(Dataset entries)

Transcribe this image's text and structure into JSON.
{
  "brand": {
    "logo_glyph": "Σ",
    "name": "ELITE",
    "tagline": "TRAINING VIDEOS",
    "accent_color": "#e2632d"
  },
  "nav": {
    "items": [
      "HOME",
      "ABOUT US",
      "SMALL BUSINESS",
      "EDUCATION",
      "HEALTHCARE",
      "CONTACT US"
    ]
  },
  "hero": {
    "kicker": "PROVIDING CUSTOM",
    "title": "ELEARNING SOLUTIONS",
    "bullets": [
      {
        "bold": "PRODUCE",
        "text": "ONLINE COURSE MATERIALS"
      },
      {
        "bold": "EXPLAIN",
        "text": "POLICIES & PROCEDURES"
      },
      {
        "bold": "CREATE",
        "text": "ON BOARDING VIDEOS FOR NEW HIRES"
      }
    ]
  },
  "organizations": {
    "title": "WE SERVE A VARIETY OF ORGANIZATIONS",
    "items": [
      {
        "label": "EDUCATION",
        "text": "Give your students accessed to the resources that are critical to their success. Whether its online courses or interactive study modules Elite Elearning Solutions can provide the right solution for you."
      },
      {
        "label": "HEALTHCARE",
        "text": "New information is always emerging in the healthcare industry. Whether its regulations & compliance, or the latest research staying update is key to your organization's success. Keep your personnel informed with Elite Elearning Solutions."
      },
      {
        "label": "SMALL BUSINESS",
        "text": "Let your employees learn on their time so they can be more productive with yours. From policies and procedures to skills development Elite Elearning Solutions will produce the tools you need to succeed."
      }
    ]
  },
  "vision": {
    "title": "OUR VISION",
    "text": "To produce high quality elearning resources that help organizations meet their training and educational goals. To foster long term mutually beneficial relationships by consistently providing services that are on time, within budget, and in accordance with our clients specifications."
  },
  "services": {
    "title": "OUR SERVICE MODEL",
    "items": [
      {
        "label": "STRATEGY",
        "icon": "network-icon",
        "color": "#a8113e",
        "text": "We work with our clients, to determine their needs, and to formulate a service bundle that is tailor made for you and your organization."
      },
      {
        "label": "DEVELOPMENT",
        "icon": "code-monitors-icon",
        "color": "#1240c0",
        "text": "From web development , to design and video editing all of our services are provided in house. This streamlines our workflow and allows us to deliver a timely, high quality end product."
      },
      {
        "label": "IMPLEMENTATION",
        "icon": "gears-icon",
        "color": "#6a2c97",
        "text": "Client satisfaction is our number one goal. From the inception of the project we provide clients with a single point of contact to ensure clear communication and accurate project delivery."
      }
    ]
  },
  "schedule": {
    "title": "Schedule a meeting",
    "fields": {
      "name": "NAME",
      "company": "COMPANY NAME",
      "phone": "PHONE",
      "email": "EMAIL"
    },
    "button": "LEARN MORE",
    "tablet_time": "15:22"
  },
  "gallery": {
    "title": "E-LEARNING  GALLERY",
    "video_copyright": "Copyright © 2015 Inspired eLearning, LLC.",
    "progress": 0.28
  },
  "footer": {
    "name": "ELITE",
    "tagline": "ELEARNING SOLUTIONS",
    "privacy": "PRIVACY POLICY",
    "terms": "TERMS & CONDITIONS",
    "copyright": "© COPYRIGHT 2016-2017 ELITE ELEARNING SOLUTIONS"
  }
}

◆ **Set problem**
Would you give the material above again, complete and exact?

◆ **Output for this exercise**
Transcribe this image's text and structure into JSON.
{
  "brand": {
    "logo_glyph": "Σ",
    "name": "ELITE",
    "tagline": "TRAINING VIDEOS",
    "accent_color": "#e2632d"
  },
  "nav": {
    "items": [
      "HOME",
      "ABOUT US",
      "SMALL BUSINESS",
      "EDUCATION",
      "HEALTHCARE",
      "CONTACT US"
    ]
  },
  "hero": {
    "kicker": "PROVIDING CUSTOM",
    "title": "ELEARNING SOLUTIONS",
    "bullets": [
      {
        "bold": "PRODUCE",
        "text": "ONLINE COURSE MATERIALS"
      },
      {
        "bold": "EXPLAIN",
        "text": "POLICIES & PROCEDURES"
      },
      {
        "bold": "CREATE",
        "text": "ON BOARDING VIDEOS FOR NEW HIRES"
      }
    ]
  },
  "organizations": {
    "title": "WE SERVE A VARIETY OF ORGANIZATIONS",
    "items": [
      {
        "label": "EDUCATION",
        "text": "Give your students accessed to the resources that are critical to their success. Whether its online courses or interactive study modules Elite Elearning Solutions can provide the right solution for you."
      },
      {
        "label": "HEALTHCARE",
        "text": "New information is always emerging in the healthcare industry. Whether its regulations & compliance, or the latest research staying update is key to your organization's success. Keep your personnel informed with Elite Elearning Solutions."
      },
      {
        "label": "SMALL BUSINESS",
        "text": "Let your employees learn on their time so they can be more productive with yours. From policies and procedures to skills development Elite Elearning Solutions will produce the tools you need to succeed."
      }
    ]
  },
  "vision": {
    "title": "OUR VISION",
    "text": "To produce high quality elearning resources that help organizations meet their training and educational goals. To foster long term mutually beneficial relationships by consistently providing services that are on time, within budget, and in accordance with our clients specifications."
  },
  "services": {
    "title": "OUR SERVICE MODEL",
    "items": [
      {
        "label": "STRATEGY",
        "icon": "network-icon",
        "color": "#a8113e",
        "text": "We work with our clients, to determine their needs, and to formulate a service bundle that is tailor made for you and your organization."
      },
      {
        "label": "DEVELOPMENT",
        "icon": "code-monitors-icon",
        "color": "#1240c0",
        "text": "From web development , to design and video editing all of our services are provided in house. This streamlines our workflow and allows us to deliver a timely, high quality end product."
      },
      {
        "label": "IMPLEMENTATION",
        "icon": "gears-icon",
        "color": "#6a2c97",
        "text": "Client satisfaction is our number one goal. From the inception of the project we provide clients with a single point of contact to ensure clear communication and accurate project delivery."
      }
    ]
  },
  "schedule": {
    "title": "Schedule a meeting",
    "fields": {
      "name": "NAME",
      "company": "COMPANY NAME",
      "phone": "PHONE",
      "email": "EMAIL"
    },
    "button": "LEARN MORE",
    "tablet_time": "15:22"
  },
  "gallery": {
    "title": "E-LEARNING  GALLERY",
    "video_copyright": "Copyright © 2015 Inspired eLearning, LLC.",
    "progress": 0.28
  },
  "footer": {
    "name": "ELITE",
    "tagline": "ELEARNING SOLUTIONS",
    "privacy": "PRIVACY POLICY",
    "terms": "TERMS & CONDITIONS",
    "copyright": "© COPYRIGHT 2016-2017 ELITE ELEARNING SOLUTIONS"
  }
}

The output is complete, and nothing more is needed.